Copy out all the data, word for word.

-=-=-=-=-

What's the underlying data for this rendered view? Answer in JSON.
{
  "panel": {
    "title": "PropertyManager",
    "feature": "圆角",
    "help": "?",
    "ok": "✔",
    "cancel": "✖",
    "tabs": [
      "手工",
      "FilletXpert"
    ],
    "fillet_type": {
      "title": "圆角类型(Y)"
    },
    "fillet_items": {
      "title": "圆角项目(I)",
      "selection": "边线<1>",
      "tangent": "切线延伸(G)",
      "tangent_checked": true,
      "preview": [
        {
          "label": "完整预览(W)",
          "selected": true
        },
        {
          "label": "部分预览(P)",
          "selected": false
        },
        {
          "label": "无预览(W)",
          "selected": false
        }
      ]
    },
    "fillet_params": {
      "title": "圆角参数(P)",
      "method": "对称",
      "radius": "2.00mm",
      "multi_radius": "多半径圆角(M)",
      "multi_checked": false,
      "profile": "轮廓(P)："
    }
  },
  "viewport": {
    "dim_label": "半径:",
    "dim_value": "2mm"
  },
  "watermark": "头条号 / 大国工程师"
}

-=-=-=-=-

> **Final result**
What's the underlying data for this rendered view? Answer in JSON.
{
  "panel": {
    "title": "PropertyManager",
    "feature": "圆角",
    "help": "?",
    "ok": "✔",
    "cancel": "✖",
    "tabs": [
      "手工",
      "FilletXpert"
    ],
    "fillet_type": {
      "title": "圆角类型(Y)"
    },
    "fillet_items": {
      "title": "圆角项目(I)",
      "selection": "边线<1>",
      "tangent": "切线延伸(G)",
      "tangent_checked": true,
      "preview": [
        {
          "label": "完整预览(W)",
          "selected": true
        },
        {
          "label": "部分预览(P)",
          "selected": false
        },
        {
          "label": "无预览(W)",
          "selected": false
        }
      ]
    },
    "fillet_params": {
      "title": "圆角参数(P)",
      "method": "对称",
      "radius": "2.00mm",
      "multi_radius": "多半径圆角(M)",
      "multi_checked": false,
      "profile": "轮廓(P)："
    }
  },
  "viewport": {
    "dim_label": "半径:",
    "dim_value": "2mm"
  },
  "watermark": "头条号 / 大国工程师"
}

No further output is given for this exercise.